THE EXERCISE: Find the word "heart" in the records below. List each line containing it.

★ ★ ★ ★ ★ ★ ★

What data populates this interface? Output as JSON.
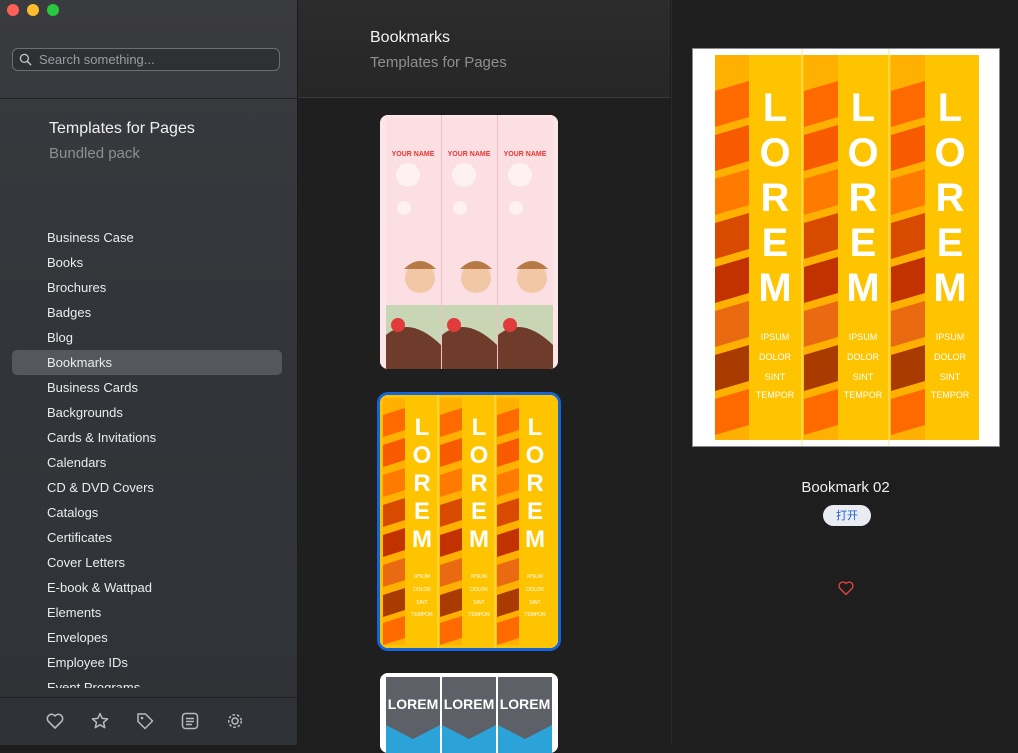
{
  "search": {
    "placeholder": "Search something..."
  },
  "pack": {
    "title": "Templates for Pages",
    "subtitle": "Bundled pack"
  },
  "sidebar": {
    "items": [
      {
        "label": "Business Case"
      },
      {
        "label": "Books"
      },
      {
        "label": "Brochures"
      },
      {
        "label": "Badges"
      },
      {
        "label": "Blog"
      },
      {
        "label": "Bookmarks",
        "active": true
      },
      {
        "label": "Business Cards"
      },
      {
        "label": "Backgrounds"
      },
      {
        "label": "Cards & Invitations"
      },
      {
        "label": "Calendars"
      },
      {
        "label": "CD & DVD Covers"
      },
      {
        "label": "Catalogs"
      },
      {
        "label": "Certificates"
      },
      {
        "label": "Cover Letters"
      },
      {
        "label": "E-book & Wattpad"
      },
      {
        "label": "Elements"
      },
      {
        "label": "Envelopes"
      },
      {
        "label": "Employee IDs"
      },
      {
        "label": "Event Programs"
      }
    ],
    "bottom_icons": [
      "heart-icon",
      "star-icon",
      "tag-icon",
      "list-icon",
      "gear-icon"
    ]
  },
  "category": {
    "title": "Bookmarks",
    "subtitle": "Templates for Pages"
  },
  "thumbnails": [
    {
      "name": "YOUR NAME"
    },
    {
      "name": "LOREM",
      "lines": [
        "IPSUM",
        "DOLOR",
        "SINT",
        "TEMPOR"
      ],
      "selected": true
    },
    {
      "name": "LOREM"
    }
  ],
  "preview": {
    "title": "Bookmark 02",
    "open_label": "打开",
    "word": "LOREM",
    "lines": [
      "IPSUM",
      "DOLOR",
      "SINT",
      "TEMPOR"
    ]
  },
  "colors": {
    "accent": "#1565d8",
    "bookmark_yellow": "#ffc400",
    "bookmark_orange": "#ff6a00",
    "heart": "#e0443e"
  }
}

★ ★ ★ ★ ★ ★ ★

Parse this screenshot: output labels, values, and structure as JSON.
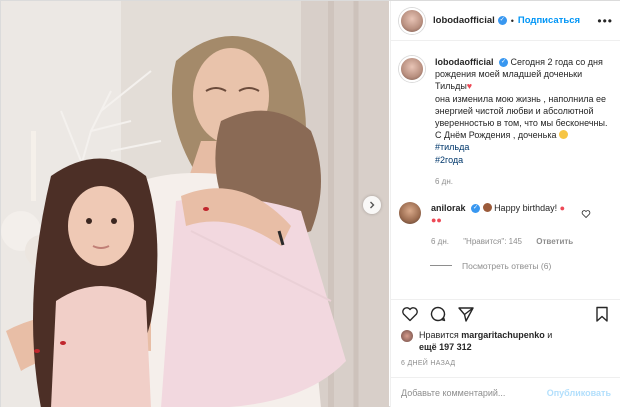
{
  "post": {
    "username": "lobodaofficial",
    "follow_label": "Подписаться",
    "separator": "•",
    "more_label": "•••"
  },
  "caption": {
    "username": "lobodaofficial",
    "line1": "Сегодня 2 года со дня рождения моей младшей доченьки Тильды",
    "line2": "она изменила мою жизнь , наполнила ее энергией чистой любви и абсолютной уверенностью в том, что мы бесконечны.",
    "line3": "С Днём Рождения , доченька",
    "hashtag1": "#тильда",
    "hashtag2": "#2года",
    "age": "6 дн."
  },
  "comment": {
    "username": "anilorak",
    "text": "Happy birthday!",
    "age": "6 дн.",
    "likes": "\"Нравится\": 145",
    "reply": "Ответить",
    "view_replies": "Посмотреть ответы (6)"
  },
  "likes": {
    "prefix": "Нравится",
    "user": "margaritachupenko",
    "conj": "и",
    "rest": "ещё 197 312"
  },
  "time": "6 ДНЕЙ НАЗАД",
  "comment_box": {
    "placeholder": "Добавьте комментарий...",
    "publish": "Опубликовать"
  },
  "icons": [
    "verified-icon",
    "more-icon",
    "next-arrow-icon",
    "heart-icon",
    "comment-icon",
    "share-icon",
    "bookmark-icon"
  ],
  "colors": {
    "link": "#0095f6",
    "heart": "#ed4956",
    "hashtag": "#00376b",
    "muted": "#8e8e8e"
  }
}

★ ★ ★ ★ ★ ★ ★

PROBLEM SOLUTION:
      "heart-icon",
    "heart": "#e0443e"
    "heart-icon",
    "heart": "#ed4956",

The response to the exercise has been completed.